++++ Dataset records

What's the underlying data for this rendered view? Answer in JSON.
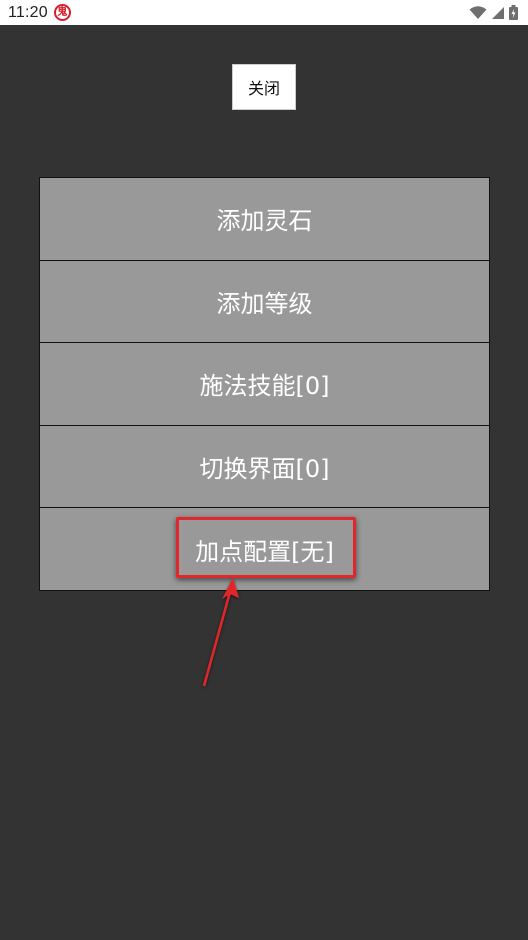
{
  "status_bar": {
    "time": "11:20",
    "notification_glyph": "鬼",
    "icons": [
      "wifi-icon",
      "signal-icon",
      "battery-icon"
    ]
  },
  "close_label": "关闭",
  "menu": {
    "items": [
      {
        "label": "添加灵石"
      },
      {
        "label": "添加等级"
      },
      {
        "label": "施法技能[0]"
      },
      {
        "label": "切换界面[0]"
      },
      {
        "label": "加点配置[无]"
      }
    ]
  },
  "annotation": {
    "highlight_target": "加点配置[无]",
    "color": "#e0282c"
  },
  "colors": {
    "background": "#333333",
    "menu_item": "#999999",
    "menu_text": "#ffffff",
    "annotation": "#e0282c"
  }
}
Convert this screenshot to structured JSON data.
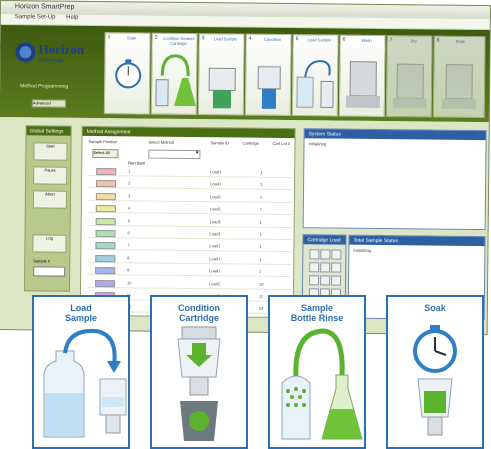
{
  "window": {
    "title": "Horizon SmartPrep",
    "menu": [
      "Sample Set-Up",
      "Help"
    ]
  },
  "brand": {
    "name": "Horizon",
    "subtitle": "Technology",
    "side_text": "Method Programming",
    "side_button": "Advanced"
  },
  "steps": [
    {
      "num": "1",
      "label": "Soak"
    },
    {
      "num": "2",
      "label": "Condition Sorbent Cartridge"
    },
    {
      "num": "3",
      "label": "Load Sample"
    },
    {
      "num": "4",
      "label": "Condition"
    },
    {
      "num": "5",
      "label": "Load Sample"
    },
    {
      "num": "6",
      "label": "Wash"
    },
    {
      "num": "7",
      "label": "Dry"
    },
    {
      "num": "8",
      "label": "Elute"
    }
  ],
  "left_panel": {
    "title": "Global Settings",
    "buttons": [
      "Start",
      "Pause",
      "Abort",
      "Log"
    ],
    "field_label": "Sample #"
  },
  "grid": {
    "title": "Method Assignment",
    "columns": [
      "Sample Position",
      "Select Method",
      "Sample ID",
      "Cartridge",
      "Cart Lot #"
    ],
    "select_all": "Select All",
    "first_option": "Run Sam",
    "rows": [
      {
        "n": "1",
        "id": "Load1",
        "s": "1",
        "color": "#f2b3b3"
      },
      {
        "n": "2",
        "id": "Load1",
        "s": "1",
        "color": "#f1c2a8"
      },
      {
        "n": "3",
        "id": "Load1",
        "s": "1",
        "color": "#f3dca4"
      },
      {
        "n": "4",
        "id": "Load1",
        "s": "1",
        "color": "#eaeb9e"
      },
      {
        "n": "5",
        "id": "Load1",
        "s": "1",
        "color": "#c9e8a4"
      },
      {
        "n": "6",
        "id": "Load1",
        "s": "1",
        "color": "#a9e1b4"
      },
      {
        "n": "7",
        "id": "Load1",
        "s": "1",
        "color": "#9fd9c9"
      },
      {
        "n": "8",
        "id": "Load1",
        "s": "1",
        "color": "#9ecfe1"
      },
      {
        "n": "9",
        "id": "Load1",
        "s": "1",
        "color": "#a3b7e8"
      },
      {
        "n": "10",
        "id": "Load1",
        "s": "10",
        "color": "#b1a7e6"
      },
      {
        "n": "11",
        "id": "Load1",
        "s": "11",
        "color": "#c8a5e2"
      },
      {
        "n": "12",
        "id": "Load1",
        "s": "12",
        "color": "#e0a8d6"
      }
    ]
  },
  "right_panels": {
    "status_title": "System Status",
    "status_text": "Initializing.",
    "keypad_title": "Cartridge Load",
    "log_title": "Total Sample Status",
    "log_text": "Initializing."
  },
  "cards": [
    {
      "title": "Load\nSample",
      "icon": "load-sample-icon"
    },
    {
      "title": "Condition\nCartridge",
      "icon": "condition-cartridge-icon"
    },
    {
      "title": "Sample\nBottle Rinse",
      "icon": "bottle-rinse-icon"
    },
    {
      "title": "Soak",
      "icon": "stopwatch-icon"
    }
  ]
}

++++++++

All the material shown above is to be copied exactly, with no pictures carried over.

__Exercise result__
What's the underlying data for this rendered view? Answer in JSON.
{
  "status_bar": {
    "time": "11:20",
    "notification_glyph": "鬼",
    "icons": [
      "wifi-icon",
      "signal-icon",
      "battery-icon"
    ]
  },
  "close_label": "关闭",
  "menu": {
    "items": [
      {
        "label": "添加灵石"
      },
      {
        "label": "添加等级"
      },
      {
        "label": "施法技能[0]"
      },
      {
        "label": "切换界面[0]"
      },
      {
        "label": "加点配置[无]"
      }
    ]
  },
  "annotation": {
    "highlight_target": "加点配置[无]",
    "color": "#e0282c"
  },
  "colors": {
    "background": "#333333",
    "menu_item": "#999999",
    "menu_text": "#ffffff",
    "annotation": "#e0282c"
  }
}
Convert this screenshot to structured JSON data.
{
  "window": {
    "title": "Horizon SmartPrep",
    "menu": [
      "Sample Set-Up",
      "Help"
    ]
  },
  "brand": {
    "name": "Horizon",
    "subtitle": "Technology",
    "side_text": "Method Programming",
    "side_button": "Advanced"
  },
  "steps": [
    {
      "num": "1",
      "label": "Soak"
    },
    {
      "num": "2",
      "label": "Condition Sorbent Cartridge"
    },
    {
      "num": "3",
      "label": "Load Sample"
    },
    {
      "num": "4",
      "label": "Condition"
    },
    {
      "num": "5",
      "label": "Load Sample"
    },
    {
      "num": "6",
      "label": "Wash"
    },
    {
      "num": "7",
      "label": "Dry"
    },
    {
      "num": "8",
      "label": "Elute"
    }
  ],
  "left_panel": {
    "title": "Global Settings",
    "buttons": [
      "Start",
      "Pause",
      "Abort",
      "Log"
    ],
    "field_label": "Sample #"
  },
  "grid": {
    "title": "Method Assignment",
    "columns": [
      "Sample Position",
      "Select Method",
      "Sample ID",
      "Cartridge",
      "Cart Lot #"
    ],
    "select_all": "Select All",
    "first_option": "Run Sam",
    "rows": [
      {
        "n": "1",
        "id": "Load1",
        "s": "1",
        "color": "#f2b3b3"
      },
      {
        "n": "2",
        "id": "Load1",
        "s": "1",
        "color": "#f1c2a8"
      },
      {
        "n": "3",
        "id": "Load1",
        "s": "1",
        "color": "#f3dca4"
      },
      {
        "n": "4",
        "id": "Load1",
        "s": "1",
        "color": "#eaeb9e"
      },
      {
        "n": "5",
        "id": "Load1",
        "s": "1",
        "color": "#c9e8a4"
      },
      {
        "n": "6",
        "id": "Load1",
        "s": "1",
        "color": "#a9e1b4"
      },
      {
        "n": "7",
        "id": "Load1",
        "s": "1",
        "color": "#9fd9c9"
      },
      {
        "n": "8",
        "id": "Load1",
        "s": "1",
        "color": "#9ecfe1"
      },
      {
        "n": "9",
        "id": "Load1",
        "s": "1",
        "color": "#a3b7e8"
      },
      {
        "n": "10",
        "id": "Load1",
        "s": "10",
        "color": "#b1a7e6"
      },
      {
        "n": "11",
        "id": "Load1",
        "s": "11",
        "color": "#c8a5e2"
      },
      {
        "n": "12",
        "id": "Load1",
        "s": "12",
        "color": "#e0a8d6"
      }
    ]
  },
  "right_panels": {
    "status_title": "System Status",
    "status_text": "Initializing.",
    "keypad_title": "Cartridge Load",
    "log_title": "Total Sample Status",
    "log_text": "Initializing."
  },
  "cards": [
    {
      "title": "Load\nSample",
      "icon": "load-sample-icon"
    },
    {
      "title": "Condition\nCartridge",
      "icon": "condition-cartridge-icon"
    },
    {
      "title": "Sample\nBottle Rinse",
      "icon": "bottle-rinse-icon"
    },
    {
      "title": "Soak",
      "icon": "stopwatch-icon"
    }
  ]
}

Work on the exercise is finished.